(Entries from a dataset)
+---+

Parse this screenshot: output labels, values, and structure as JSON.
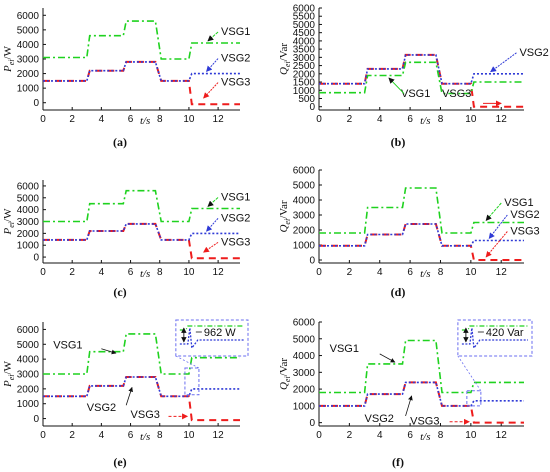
{
  "colors": {
    "VSG1": "#1fd21f",
    "VSG2": "#2f3ad6",
    "VSG3": "#ee1c1c",
    "purple": "#8a3fb0",
    "inset": "#6a6ef0"
  },
  "chart_data": [
    {
      "id": "a",
      "type": "line",
      "panel_label": "(a)",
      "ylabel": "Pei/W",
      "xlabel": "t/s",
      "xlim": [
        0,
        13.5
      ],
      "ylim": [
        -500,
        6500
      ],
      "xticks": [
        0,
        2,
        4,
        6,
        8,
        10,
        12
      ],
      "yticks": [
        0,
        1000,
        2000,
        3000,
        4000,
        5000,
        6000
      ],
      "series": [
        {
          "name": "VSG1",
          "values": [
            [
              0,
              3100
            ],
            [
              3,
              3100
            ],
            [
              3.2,
              4600
            ],
            [
              5.5,
              4600
            ],
            [
              5.7,
              5600
            ],
            [
              7.7,
              5600
            ],
            [
              8.1,
              3000
            ],
            [
              10,
              3000
            ],
            [
              10.2,
              4100
            ],
            [
              13.5,
              4100
            ]
          ]
        },
        {
          "name": "VSG2",
          "values": [
            [
              0,
              1500
            ],
            [
              3,
              1500
            ],
            [
              3.2,
              2200
            ],
            [
              5.5,
              2200
            ],
            [
              5.7,
              2800
            ],
            [
              7.7,
              2800
            ],
            [
              8.1,
              1500
            ],
            [
              10,
              1500
            ],
            [
              10.2,
              2000
            ],
            [
              13.5,
              2000
            ]
          ]
        },
        {
          "name": "VSG3",
          "values": [
            [
              0,
              1500
            ],
            [
              3,
              1500
            ],
            [
              3.2,
              2200
            ],
            [
              5.5,
              2200
            ],
            [
              5.7,
              2800
            ],
            [
              7.7,
              2800
            ],
            [
              8.1,
              1500
            ],
            [
              10,
              1500
            ],
            [
              10.2,
              -100
            ],
            [
              13.5,
              -100
            ]
          ]
        }
      ]
    },
    {
      "id": "b",
      "type": "line",
      "panel_label": "(b)",
      "ylabel": "Qei/Var",
      "xlabel": "t/s",
      "xlim": [
        0,
        13.5
      ],
      "ylim": [
        -200,
        6000
      ],
      "xticks": [
        0,
        2,
        4,
        6,
        8,
        10,
        12
      ],
      "yticks": [
        0,
        500,
        1000,
        1500,
        2000,
        2500,
        3000,
        3500,
        4000,
        4500,
        5000,
        5500,
        6000
      ],
      "series": [
        {
          "name": "VSG1",
          "values": [
            [
              0,
              850
            ],
            [
              3,
              850
            ],
            [
              3.2,
              1900
            ],
            [
              5.5,
              1900
            ],
            [
              5.7,
              2700
            ],
            [
              7.7,
              2700
            ],
            [
              8.1,
              800
            ],
            [
              10,
              800
            ],
            [
              10.2,
              1500
            ],
            [
              13.5,
              1500
            ]
          ]
        },
        {
          "name": "VSG2",
          "values": [
            [
              0,
              1400
            ],
            [
              3,
              1400
            ],
            [
              3.2,
              2300
            ],
            [
              5.5,
              2300
            ],
            [
              5.7,
              3150
            ],
            [
              7.7,
              3150
            ],
            [
              8.1,
              1400
            ],
            [
              10,
              1400
            ],
            [
              10.2,
              2000
            ],
            [
              13.5,
              2000
            ]
          ]
        },
        {
          "name": "VSG3",
          "values": [
            [
              0,
              1400
            ],
            [
              3,
              1400
            ],
            [
              3.2,
              2300
            ],
            [
              5.5,
              2300
            ],
            [
              5.7,
              3150
            ],
            [
              7.7,
              3150
            ],
            [
              8.1,
              1400
            ],
            [
              10,
              1400
            ],
            [
              10.2,
              0
            ],
            [
              13.5,
              0
            ]
          ]
        }
      ]
    },
    {
      "id": "c",
      "type": "line",
      "panel_label": "(c)",
      "ylabel": "Pei/W",
      "xlabel": "t/s",
      "xlim": [
        0,
        13.5
      ],
      "ylim": [
        -500,
        6500
      ],
      "xticks": [
        0,
        2,
        4,
        6,
        8,
        10,
        12
      ],
      "yticks": [
        0,
        1000,
        2000,
        3000,
        4000,
        5000,
        6000
      ],
      "series": [
        {
          "name": "VSG1",
          "values": [
            [
              0,
              3000
            ],
            [
              3,
              3000
            ],
            [
              3.2,
              4500
            ],
            [
              5.5,
              4500
            ],
            [
              5.7,
              5600
            ],
            [
              7.7,
              5600
            ],
            [
              8.1,
              3000
            ],
            [
              10,
              3000
            ],
            [
              10.2,
              4100
            ],
            [
              13.5,
              4100
            ]
          ]
        },
        {
          "name": "VSG2",
          "values": [
            [
              0,
              1450
            ],
            [
              3,
              1450
            ],
            [
              3.2,
              2200
            ],
            [
              5.5,
              2200
            ],
            [
              5.7,
              2800
            ],
            [
              7.7,
              2800
            ],
            [
              8.1,
              1450
            ],
            [
              10,
              1450
            ],
            [
              10.2,
              2000
            ],
            [
              13.5,
              2000
            ]
          ]
        },
        {
          "name": "VSG3",
          "values": [
            [
              0,
              1450
            ],
            [
              3,
              1450
            ],
            [
              3.2,
              2200
            ],
            [
              5.5,
              2200
            ],
            [
              5.7,
              2800
            ],
            [
              7.7,
              2800
            ],
            [
              8.1,
              1450
            ],
            [
              10,
              1450
            ],
            [
              10.2,
              -100
            ],
            [
              13.5,
              -100
            ]
          ]
        }
      ]
    },
    {
      "id": "d",
      "type": "line",
      "panel_label": "(d)",
      "ylabel": "Qei/Var",
      "xlabel": "t/s",
      "xlim": [
        0,
        13.5
      ],
      "ylim": [
        -200,
        6000
      ],
      "xticks": [
        0,
        2,
        4,
        6,
        8,
        10,
        12
      ],
      "yticks": [
        0,
        1000,
        2000,
        3000,
        4000,
        5000,
        6000
      ],
      "series": [
        {
          "name": "VSG1",
          "values": [
            [
              0,
              1800
            ],
            [
              3,
              1800
            ],
            [
              3.2,
              3500
            ],
            [
              5.5,
              3500
            ],
            [
              5.7,
              4800
            ],
            [
              7.7,
              4800
            ],
            [
              8.1,
              1800
            ],
            [
              10,
              1800
            ],
            [
              10.2,
              2500
            ],
            [
              13.5,
              2500
            ]
          ]
        },
        {
          "name": "VSG2",
          "values": [
            [
              0,
              950
            ],
            [
              3,
              950
            ],
            [
              3.2,
              1700
            ],
            [
              5.5,
              1700
            ],
            [
              5.7,
              2400
            ],
            [
              7.7,
              2400
            ],
            [
              8.1,
              950
            ],
            [
              10,
              950
            ],
            [
              10.2,
              1300
            ],
            [
              13.5,
              1300
            ]
          ]
        },
        {
          "name": "VSG3",
          "values": [
            [
              0,
              950
            ],
            [
              3,
              950
            ],
            [
              3.2,
              1700
            ],
            [
              5.5,
              1700
            ],
            [
              5.7,
              2400
            ],
            [
              7.7,
              2400
            ],
            [
              8.1,
              950
            ],
            [
              10,
              950
            ],
            [
              10.2,
              0
            ],
            [
              13.5,
              0
            ]
          ]
        }
      ]
    },
    {
      "id": "e",
      "type": "line",
      "panel_label": "(e)",
      "ylabel": "Pei/W",
      "xlabel": "t/s",
      "xlim": [
        0,
        13.5
      ],
      "ylim": [
        -500,
        6500
      ],
      "xticks": [
        0,
        2,
        4,
        6,
        8,
        10,
        12
      ],
      "yticks": [
        0,
        1000,
        2000,
        3000,
        4000,
        5000,
        6000
      ],
      "annotation": "962 W",
      "series": [
        {
          "name": "VSG1",
          "values": [
            [
              0,
              3000
            ],
            [
              3,
              3000
            ],
            [
              3.2,
              4500
            ],
            [
              5.5,
              4500
            ],
            [
              5.7,
              5700
            ],
            [
              7.7,
              5700
            ],
            [
              8.1,
              3000
            ],
            [
              10,
              3000
            ],
            [
              10.2,
              4100
            ],
            [
              13.5,
              4100
            ]
          ]
        },
        {
          "name": "VSG2",
          "values": [
            [
              0,
              1500
            ],
            [
              3,
              1500
            ],
            [
              3.2,
              2200
            ],
            [
              5.5,
              2200
            ],
            [
              5.7,
              2800
            ],
            [
              7.7,
              2800
            ],
            [
              8.1,
              1500
            ],
            [
              10,
              1500
            ],
            [
              10.2,
              2000
            ],
            [
              13.5,
              2000
            ]
          ]
        },
        {
          "name": "VSG3",
          "values": [
            [
              0,
              1500
            ],
            [
              3,
              1500
            ],
            [
              3.2,
              2200
            ],
            [
              5.5,
              2200
            ],
            [
              5.7,
              2800
            ],
            [
              7.7,
              2800
            ],
            [
              8.1,
              1500
            ],
            [
              10,
              1500
            ],
            [
              10.2,
              -100
            ],
            [
              13.5,
              -100
            ]
          ]
        }
      ]
    },
    {
      "id": "f",
      "type": "line",
      "panel_label": "(f)",
      "ylabel": "Qei/Var",
      "xlabel": "t/s",
      "xlim": [
        0,
        13.5
      ],
      "ylim": [
        -200,
        6000
      ],
      "xticks": [
        0,
        2,
        4,
        6,
        8,
        10,
        12
      ],
      "yticks": [
        0,
        1000,
        2000,
        3000,
        4000,
        5000,
        6000
      ],
      "annotation": "420 Var",
      "series": [
        {
          "name": "VSG1",
          "values": [
            [
              0,
              1800
            ],
            [
              3,
              1800
            ],
            [
              3.2,
              3500
            ],
            [
              5.5,
              3500
            ],
            [
              5.7,
              4900
            ],
            [
              7.7,
              4900
            ],
            [
              8.1,
              1800
            ],
            [
              10,
              1800
            ],
            [
              10.2,
              2400
            ],
            [
              13.5,
              2400
            ]
          ]
        },
        {
          "name": "VSG2",
          "values": [
            [
              0,
              1000
            ],
            [
              3,
              1000
            ],
            [
              3.2,
              1700
            ],
            [
              5.5,
              1700
            ],
            [
              5.7,
              2400
            ],
            [
              7.7,
              2400
            ],
            [
              8.1,
              1000
            ],
            [
              10,
              1000
            ],
            [
              10.2,
              1300
            ],
            [
              13.5,
              1300
            ]
          ]
        },
        {
          "name": "VSG3",
          "values": [
            [
              0,
              1000
            ],
            [
              3,
              1000
            ],
            [
              3.2,
              1700
            ],
            [
              5.5,
              1700
            ],
            [
              5.7,
              2400
            ],
            [
              7.7,
              2400
            ],
            [
              8.1,
              1000
            ],
            [
              10,
              1000
            ],
            [
              10.2,
              0
            ],
            [
              13.5,
              0
            ]
          ]
        }
      ]
    }
  ]
}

+---+

STATED TASK ▸ Find the string "annotation" in the entries above and return each line that holds it.

SOLUTION FOR THIS TASK ▸
      "annotation": "962 W",
      "annotation": "420 Var",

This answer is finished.